TASK DETAILS =
Hunt for the word "游医药贩无证经营药品等违法行为及时通知药品监督管理部门" across the entries below, copying each line that holds it.

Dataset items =
+ + + +

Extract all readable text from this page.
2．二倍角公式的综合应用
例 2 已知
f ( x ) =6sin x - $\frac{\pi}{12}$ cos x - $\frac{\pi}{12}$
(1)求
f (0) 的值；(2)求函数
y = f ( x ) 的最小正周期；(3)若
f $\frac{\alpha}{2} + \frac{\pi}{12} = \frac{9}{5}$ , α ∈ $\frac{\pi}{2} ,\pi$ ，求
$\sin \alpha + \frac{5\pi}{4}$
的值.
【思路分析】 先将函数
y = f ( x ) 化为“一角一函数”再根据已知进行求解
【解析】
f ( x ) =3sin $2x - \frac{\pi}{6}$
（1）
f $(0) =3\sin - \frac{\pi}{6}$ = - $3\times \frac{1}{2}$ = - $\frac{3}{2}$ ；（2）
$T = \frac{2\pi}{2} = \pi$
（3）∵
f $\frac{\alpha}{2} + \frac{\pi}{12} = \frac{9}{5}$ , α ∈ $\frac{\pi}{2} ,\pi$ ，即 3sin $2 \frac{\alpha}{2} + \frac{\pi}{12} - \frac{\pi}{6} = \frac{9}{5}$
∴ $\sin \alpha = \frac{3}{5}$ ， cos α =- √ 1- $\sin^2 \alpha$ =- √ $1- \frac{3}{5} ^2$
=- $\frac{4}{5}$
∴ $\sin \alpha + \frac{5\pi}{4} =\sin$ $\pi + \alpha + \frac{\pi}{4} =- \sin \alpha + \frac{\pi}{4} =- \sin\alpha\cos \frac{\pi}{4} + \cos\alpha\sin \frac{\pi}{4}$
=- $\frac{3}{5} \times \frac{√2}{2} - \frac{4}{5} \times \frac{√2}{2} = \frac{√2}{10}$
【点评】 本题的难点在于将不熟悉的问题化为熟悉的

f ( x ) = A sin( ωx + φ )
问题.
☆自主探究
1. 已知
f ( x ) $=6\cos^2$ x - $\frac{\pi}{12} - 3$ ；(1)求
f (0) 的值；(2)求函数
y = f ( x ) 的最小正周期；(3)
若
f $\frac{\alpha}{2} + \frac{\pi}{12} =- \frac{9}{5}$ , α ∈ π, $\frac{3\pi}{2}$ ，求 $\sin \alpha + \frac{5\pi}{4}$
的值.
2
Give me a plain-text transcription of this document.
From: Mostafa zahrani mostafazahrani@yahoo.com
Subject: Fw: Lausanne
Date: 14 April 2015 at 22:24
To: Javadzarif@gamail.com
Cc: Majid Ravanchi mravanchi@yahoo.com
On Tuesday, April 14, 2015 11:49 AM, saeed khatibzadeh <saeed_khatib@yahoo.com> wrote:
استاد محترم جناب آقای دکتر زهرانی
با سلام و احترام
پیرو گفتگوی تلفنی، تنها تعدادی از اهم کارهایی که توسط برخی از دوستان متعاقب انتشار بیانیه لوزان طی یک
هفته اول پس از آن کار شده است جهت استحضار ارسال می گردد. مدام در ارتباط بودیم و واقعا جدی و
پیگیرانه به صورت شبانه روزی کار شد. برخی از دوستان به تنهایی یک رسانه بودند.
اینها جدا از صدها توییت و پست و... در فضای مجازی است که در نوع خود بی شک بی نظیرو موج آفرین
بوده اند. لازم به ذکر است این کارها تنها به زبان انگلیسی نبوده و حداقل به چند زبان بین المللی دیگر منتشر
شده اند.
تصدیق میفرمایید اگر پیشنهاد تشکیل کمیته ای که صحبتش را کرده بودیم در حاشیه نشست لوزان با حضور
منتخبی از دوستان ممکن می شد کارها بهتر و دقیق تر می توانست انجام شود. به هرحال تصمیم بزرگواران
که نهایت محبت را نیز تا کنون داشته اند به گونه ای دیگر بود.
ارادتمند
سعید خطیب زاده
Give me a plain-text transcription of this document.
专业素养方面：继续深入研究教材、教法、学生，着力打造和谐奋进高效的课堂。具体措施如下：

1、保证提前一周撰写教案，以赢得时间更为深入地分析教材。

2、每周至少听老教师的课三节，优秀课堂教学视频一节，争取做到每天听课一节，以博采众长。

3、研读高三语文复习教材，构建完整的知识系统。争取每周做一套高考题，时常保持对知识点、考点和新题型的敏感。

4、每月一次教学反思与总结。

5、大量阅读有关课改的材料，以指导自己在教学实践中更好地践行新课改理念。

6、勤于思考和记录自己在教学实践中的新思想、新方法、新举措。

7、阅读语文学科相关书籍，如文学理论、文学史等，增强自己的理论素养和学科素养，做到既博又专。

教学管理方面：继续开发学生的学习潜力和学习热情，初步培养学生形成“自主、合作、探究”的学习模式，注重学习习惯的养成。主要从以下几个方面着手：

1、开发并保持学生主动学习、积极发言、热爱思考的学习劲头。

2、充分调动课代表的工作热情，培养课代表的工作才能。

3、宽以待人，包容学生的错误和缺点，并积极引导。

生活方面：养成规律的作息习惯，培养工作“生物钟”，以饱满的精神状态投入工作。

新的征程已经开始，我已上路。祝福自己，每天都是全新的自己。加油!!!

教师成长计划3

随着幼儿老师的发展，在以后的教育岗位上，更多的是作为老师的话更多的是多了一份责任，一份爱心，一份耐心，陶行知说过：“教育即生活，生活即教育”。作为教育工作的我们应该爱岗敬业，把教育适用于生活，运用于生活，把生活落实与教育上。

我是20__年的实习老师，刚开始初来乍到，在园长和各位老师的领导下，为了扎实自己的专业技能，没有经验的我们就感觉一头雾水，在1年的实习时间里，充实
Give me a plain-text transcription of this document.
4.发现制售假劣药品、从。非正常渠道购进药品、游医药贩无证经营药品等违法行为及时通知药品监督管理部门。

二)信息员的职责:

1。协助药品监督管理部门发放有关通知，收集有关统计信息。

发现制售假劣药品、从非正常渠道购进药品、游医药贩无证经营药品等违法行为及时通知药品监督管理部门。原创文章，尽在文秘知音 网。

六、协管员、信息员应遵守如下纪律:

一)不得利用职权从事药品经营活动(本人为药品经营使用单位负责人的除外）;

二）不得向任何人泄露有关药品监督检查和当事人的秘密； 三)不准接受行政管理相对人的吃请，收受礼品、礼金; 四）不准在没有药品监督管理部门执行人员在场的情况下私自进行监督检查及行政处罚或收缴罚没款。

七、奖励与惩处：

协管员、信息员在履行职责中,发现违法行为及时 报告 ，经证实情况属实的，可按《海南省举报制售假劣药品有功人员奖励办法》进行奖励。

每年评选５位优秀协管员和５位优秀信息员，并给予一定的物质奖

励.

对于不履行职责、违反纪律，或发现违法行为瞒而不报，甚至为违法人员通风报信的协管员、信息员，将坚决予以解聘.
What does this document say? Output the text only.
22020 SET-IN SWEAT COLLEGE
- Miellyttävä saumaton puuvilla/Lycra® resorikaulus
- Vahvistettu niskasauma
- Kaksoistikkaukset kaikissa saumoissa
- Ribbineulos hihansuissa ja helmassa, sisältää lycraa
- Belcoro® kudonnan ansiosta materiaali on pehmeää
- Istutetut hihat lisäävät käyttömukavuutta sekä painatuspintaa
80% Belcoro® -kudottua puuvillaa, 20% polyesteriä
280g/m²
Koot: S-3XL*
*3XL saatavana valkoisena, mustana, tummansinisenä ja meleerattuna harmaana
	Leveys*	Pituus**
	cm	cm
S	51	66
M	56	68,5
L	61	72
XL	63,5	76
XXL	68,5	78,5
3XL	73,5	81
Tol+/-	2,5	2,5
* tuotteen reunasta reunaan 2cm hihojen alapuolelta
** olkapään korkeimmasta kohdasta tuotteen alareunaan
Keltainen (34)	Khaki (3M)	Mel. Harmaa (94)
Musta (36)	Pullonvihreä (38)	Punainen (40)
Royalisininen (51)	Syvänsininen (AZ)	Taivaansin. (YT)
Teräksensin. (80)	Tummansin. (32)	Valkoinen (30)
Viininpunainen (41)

+ + + +

THE OUTPUT =
4.发现制售假劣药品、从。非正常渠道购进药品、游医药贩无证经营药品等违法行为及时通知药品监督管理部门。
发现制售假劣药品、从非正常渠道购进药品、游医药贩无证经营药品等违法行为及时通知药品监督管理部门。原创文章，尽在文秘知音 网。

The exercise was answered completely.